[Collected data]
· · · · · · ·

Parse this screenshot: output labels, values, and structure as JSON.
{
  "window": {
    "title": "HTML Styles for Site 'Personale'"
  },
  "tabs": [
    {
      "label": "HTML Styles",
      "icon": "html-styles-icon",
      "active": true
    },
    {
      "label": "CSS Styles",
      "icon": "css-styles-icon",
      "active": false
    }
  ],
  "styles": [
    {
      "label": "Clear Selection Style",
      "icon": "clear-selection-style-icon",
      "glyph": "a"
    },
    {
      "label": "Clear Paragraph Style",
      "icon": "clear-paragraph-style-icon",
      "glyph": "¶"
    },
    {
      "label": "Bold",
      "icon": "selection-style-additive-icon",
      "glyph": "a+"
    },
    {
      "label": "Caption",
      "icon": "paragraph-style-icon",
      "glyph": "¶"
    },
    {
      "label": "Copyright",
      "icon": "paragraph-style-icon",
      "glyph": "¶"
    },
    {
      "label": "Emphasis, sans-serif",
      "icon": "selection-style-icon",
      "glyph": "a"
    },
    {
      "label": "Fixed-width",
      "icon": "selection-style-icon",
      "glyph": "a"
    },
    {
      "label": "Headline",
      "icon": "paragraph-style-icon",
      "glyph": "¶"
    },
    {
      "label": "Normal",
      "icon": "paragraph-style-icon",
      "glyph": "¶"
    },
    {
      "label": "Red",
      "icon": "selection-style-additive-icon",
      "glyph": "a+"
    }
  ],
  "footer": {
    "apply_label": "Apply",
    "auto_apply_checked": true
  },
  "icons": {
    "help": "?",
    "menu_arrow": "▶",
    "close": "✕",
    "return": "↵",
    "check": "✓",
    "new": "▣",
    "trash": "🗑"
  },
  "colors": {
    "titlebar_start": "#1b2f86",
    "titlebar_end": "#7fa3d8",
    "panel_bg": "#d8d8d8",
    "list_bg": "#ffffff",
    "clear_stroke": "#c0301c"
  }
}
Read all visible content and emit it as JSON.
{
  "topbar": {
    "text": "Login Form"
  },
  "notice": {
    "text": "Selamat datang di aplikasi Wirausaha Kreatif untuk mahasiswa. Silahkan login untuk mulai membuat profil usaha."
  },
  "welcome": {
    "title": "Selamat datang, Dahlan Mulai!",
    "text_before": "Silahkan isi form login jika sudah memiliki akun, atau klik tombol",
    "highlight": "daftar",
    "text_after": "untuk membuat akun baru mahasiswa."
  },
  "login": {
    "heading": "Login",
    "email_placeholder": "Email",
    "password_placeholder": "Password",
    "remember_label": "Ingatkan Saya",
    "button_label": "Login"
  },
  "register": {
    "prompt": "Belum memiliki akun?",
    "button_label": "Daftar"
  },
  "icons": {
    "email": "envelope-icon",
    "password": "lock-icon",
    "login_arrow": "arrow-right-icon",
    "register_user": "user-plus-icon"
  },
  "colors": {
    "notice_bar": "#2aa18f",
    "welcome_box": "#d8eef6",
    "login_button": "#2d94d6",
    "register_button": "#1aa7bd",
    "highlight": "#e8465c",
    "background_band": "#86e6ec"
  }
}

· · · · · · ·

TASK:
Read through the entries and copy every line that includes "untuk".

ANSWER FOR THIS EXERCISE:
    "text": "Selamat datang di aplikasi Wirausaha Kreatif untuk mahasiswa. Silahkan login untuk mulai membuat profil usaha."
    "text_after": "untuk membuat akun baru mahasiswa."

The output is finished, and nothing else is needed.